Records for processing:
▶

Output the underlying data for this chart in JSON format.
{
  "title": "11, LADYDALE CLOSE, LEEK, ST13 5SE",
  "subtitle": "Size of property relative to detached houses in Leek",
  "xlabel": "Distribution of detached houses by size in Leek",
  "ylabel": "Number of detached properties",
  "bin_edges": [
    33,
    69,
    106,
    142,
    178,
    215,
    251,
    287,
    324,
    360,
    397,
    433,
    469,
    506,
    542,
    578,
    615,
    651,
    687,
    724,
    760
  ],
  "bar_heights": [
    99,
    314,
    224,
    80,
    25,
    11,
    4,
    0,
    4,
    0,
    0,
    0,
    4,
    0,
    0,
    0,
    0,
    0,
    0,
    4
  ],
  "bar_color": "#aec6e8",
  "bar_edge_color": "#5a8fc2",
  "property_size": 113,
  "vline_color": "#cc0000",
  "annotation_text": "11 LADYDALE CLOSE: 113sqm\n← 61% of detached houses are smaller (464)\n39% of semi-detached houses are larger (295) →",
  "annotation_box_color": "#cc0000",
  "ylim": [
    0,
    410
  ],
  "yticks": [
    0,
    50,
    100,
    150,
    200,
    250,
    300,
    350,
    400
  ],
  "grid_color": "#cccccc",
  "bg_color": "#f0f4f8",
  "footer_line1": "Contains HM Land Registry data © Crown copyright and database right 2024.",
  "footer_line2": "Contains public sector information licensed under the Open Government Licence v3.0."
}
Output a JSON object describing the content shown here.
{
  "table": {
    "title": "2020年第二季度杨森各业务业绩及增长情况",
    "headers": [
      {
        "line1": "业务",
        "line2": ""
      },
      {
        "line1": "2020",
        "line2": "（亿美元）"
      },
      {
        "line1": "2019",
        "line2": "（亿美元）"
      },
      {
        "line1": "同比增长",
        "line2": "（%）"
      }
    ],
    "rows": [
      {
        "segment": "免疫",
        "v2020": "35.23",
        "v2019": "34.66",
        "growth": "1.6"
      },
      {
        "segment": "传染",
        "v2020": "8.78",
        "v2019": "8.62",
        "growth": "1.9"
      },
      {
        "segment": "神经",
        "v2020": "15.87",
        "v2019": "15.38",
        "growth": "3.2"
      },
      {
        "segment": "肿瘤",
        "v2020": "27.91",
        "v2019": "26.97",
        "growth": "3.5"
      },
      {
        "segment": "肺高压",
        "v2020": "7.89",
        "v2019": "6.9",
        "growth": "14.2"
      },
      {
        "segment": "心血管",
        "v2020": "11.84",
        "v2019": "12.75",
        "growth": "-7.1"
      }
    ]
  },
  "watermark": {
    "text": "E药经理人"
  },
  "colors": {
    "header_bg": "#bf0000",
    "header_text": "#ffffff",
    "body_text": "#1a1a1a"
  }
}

◀

Identify every line above with the string "Contains" in it. Copy those lines.

Correct answer:
  "footer_line1": "Contains HM Land Registry data © Crown copyright and database right 2024.",
  "footer_line2": "Contains public sector information licensed under the Open Government Licence v3.0."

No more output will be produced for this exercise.